(Records from a data collection)
::::

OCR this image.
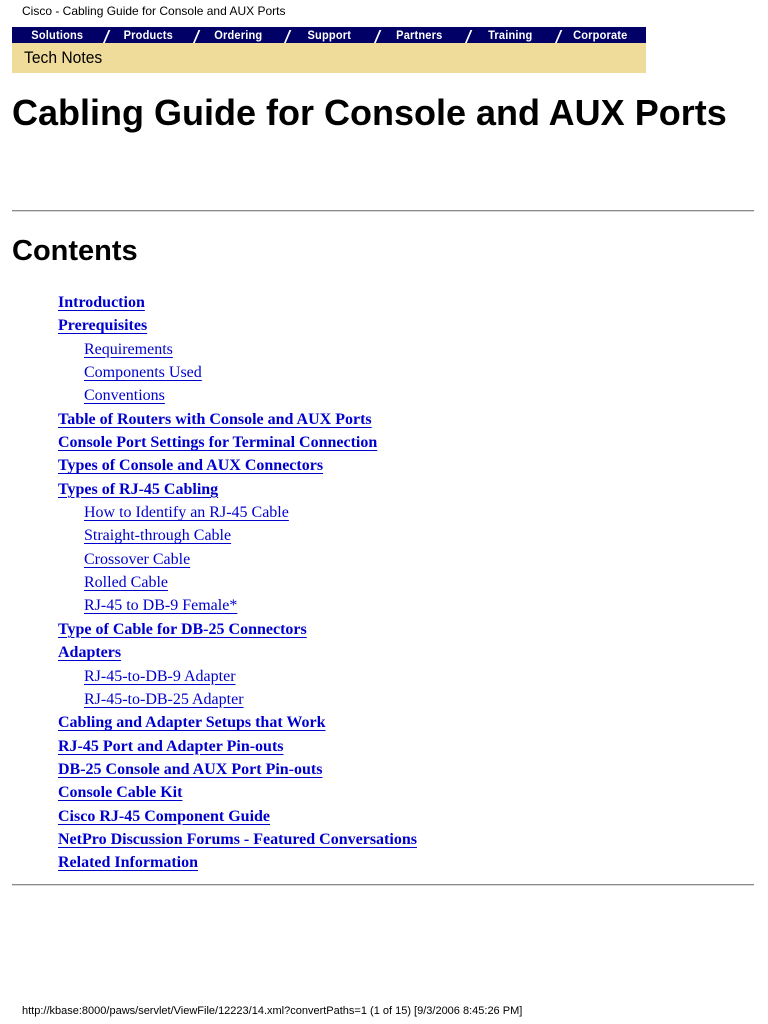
Cisco - Cabling Guide for Console and AUX Ports
Solutions	Products	Ordering	Support	Partners	Training	Corporate
Tech Notes
Cabling Guide for Console and AUX Ports
Contents
Introduction
Prerequisites
Requirements
Components Used
Conventions
Table of Routers with Console and AUX Ports
Console Port Settings for Terminal Connection
Types of Console and AUX Connectors
Types of RJ-45 Cabling
How to Identify an RJ-45 Cable
Straight-through Cable
Crossover Cable
Rolled Cable
RJ-45 to DB-9 Female*
Type of Cable for DB-25 Connectors
Adapters
RJ-45-to-DB-9 Adapter
RJ-45-to-DB-25 Adapter
Cabling and Adapter Setups that Work
RJ-45 Port and Adapter Pin-outs
DB-25 Console and AUX Port Pin-outs
Console Cable Kit
Cisco RJ-45 Component Guide
NetPro Discussion Forums - Featured Conversations
Related Information
http://kbase:8000/paws/servlet/ViewFile/12223/14.xml?convertPaths=1 (1 of 15) [9/3/2006 8:45:26 PM]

::::

Written task — Extract all the entries word for word; omit any pictures.

Exercise response —
OCR this image.
Cisco - Cabling Guide for Console and AUX Ports
Solutions	Products	Ordering	Support	Partners	Training	Corporate
Tech Notes
Cabling Guide for Console and AUX Ports
Contents
Introduction
Prerequisites
Requirements
Components Used
Conventions
Table of Routers with Console and AUX Ports
Console Port Settings for Terminal Connection
Types of Console and AUX Connectors
Types of RJ-45 Cabling
How to Identify an RJ-45 Cable
Straight-through Cable
Crossover Cable
Rolled Cable
RJ-45 to DB-9 Female*
Type of Cable for DB-25 Connectors
Adapters
RJ-45-to-DB-9 Adapter
RJ-45-to-DB-25 Adapter
Cabling and Adapter Setups that Work
RJ-45 Port and Adapter Pin-outs
DB-25 Console and AUX Port Pin-outs
Console Cable Kit
Cisco RJ-45 Component Guide
NetPro Discussion Forums - Featured Conversations
Related Information
http://kbase:8000/paws/servlet/ViewFile/12223/14.xml?convertPaths=1 (1 of 15) [9/3/2006 8:45:26 PM]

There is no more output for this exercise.